Instruction ▸
Pull every line containing "type" out of the material below.

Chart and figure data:
%%

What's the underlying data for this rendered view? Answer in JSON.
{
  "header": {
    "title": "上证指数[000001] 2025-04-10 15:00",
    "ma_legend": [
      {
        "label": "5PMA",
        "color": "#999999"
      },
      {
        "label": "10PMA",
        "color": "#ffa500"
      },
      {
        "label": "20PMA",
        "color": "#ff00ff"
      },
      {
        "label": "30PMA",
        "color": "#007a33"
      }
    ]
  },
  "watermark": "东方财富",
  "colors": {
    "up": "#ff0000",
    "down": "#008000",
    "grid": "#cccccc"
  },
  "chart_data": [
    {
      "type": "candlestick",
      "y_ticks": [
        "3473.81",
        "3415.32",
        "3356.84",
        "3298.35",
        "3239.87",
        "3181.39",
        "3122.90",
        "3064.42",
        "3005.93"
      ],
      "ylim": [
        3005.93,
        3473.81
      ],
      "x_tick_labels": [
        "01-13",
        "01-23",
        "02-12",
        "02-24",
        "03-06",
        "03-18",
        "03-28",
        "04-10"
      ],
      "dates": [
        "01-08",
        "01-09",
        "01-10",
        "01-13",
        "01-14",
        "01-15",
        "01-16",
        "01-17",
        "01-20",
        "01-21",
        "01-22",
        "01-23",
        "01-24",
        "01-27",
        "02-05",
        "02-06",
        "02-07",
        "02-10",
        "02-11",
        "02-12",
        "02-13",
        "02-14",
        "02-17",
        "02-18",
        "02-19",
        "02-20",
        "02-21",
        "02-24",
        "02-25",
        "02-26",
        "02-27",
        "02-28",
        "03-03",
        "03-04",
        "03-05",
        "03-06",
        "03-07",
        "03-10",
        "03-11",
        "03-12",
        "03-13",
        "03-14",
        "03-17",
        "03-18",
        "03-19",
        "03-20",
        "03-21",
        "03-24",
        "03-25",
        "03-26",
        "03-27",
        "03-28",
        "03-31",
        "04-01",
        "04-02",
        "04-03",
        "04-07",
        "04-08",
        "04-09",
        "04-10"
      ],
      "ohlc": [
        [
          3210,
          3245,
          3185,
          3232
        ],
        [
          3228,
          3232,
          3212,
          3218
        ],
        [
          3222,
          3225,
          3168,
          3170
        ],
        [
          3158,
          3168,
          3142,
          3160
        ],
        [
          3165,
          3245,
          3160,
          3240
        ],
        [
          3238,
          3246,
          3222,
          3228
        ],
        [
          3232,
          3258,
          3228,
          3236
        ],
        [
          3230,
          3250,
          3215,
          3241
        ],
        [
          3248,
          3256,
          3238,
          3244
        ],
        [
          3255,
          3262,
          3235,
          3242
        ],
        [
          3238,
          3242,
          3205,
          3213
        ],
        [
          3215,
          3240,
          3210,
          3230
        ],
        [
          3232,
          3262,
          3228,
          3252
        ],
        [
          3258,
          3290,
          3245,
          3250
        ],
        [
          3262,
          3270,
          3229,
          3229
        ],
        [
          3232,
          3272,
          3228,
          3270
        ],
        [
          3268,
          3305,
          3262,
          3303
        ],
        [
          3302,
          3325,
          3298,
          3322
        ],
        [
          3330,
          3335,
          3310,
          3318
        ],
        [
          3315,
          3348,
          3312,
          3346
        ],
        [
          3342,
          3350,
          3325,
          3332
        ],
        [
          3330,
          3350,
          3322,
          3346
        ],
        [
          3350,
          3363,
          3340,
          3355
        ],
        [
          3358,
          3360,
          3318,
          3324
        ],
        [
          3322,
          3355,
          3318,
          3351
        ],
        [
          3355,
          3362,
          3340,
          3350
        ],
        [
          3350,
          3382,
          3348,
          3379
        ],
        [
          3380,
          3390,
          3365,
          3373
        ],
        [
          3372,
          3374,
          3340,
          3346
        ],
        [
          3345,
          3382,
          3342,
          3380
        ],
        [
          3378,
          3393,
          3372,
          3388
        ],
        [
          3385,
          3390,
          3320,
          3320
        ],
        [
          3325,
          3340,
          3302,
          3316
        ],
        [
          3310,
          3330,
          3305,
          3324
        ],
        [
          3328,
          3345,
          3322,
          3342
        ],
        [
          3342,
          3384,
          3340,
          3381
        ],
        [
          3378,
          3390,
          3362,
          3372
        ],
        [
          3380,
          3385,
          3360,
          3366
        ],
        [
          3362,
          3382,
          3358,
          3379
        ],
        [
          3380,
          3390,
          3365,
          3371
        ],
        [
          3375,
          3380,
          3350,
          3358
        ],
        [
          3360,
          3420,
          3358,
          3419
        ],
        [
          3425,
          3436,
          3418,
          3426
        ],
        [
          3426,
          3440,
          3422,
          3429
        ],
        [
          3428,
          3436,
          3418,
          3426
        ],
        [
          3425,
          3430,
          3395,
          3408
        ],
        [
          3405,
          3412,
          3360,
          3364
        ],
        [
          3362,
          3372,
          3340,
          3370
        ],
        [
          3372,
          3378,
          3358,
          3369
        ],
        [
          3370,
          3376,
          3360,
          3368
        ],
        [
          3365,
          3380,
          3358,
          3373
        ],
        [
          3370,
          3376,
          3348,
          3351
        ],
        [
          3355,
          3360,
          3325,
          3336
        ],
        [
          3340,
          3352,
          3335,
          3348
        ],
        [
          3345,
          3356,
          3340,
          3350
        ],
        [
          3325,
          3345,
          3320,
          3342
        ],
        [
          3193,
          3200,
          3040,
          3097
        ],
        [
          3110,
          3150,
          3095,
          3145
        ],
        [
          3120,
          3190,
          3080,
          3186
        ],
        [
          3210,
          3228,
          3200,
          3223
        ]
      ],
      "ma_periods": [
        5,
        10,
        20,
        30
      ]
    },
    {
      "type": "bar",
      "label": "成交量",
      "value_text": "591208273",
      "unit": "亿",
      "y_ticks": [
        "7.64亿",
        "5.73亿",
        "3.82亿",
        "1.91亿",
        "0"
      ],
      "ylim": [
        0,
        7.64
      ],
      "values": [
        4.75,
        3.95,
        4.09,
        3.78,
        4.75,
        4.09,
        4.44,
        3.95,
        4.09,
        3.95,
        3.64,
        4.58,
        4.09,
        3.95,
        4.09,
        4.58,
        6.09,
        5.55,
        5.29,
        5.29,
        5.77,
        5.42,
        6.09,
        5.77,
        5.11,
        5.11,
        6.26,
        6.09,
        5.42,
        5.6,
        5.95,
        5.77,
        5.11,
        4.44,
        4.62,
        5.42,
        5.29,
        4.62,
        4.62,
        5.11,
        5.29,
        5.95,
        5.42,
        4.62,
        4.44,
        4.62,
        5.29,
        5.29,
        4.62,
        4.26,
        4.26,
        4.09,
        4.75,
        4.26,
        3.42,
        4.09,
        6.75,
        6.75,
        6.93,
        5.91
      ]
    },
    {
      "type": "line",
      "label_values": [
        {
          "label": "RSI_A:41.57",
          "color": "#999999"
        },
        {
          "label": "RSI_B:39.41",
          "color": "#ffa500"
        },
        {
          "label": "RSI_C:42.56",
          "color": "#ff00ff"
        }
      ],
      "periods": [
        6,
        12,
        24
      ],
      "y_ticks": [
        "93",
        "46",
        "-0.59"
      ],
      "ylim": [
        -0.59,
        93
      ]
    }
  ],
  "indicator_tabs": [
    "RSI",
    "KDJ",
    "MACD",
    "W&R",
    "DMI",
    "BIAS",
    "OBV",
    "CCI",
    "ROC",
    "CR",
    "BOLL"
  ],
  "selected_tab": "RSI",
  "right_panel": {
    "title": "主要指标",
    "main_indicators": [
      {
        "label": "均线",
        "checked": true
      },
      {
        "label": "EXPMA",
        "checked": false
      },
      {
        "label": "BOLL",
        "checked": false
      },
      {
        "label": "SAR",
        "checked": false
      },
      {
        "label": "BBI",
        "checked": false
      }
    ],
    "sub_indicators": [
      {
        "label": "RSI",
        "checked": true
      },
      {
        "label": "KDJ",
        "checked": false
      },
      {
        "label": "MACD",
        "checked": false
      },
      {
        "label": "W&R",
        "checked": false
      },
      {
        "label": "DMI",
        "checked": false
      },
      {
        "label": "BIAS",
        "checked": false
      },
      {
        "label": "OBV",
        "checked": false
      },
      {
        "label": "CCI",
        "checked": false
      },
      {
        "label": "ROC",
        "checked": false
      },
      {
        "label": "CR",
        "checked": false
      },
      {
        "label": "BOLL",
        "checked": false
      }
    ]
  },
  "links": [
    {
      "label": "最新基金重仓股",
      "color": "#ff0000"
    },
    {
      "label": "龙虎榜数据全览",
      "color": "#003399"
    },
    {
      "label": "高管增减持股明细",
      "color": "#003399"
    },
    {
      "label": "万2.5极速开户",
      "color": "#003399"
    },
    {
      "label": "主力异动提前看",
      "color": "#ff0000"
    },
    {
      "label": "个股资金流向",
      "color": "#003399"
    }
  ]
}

%%

Solution below ▸
      "type": "candlestick",
      "type": "bar",
      "type": "line",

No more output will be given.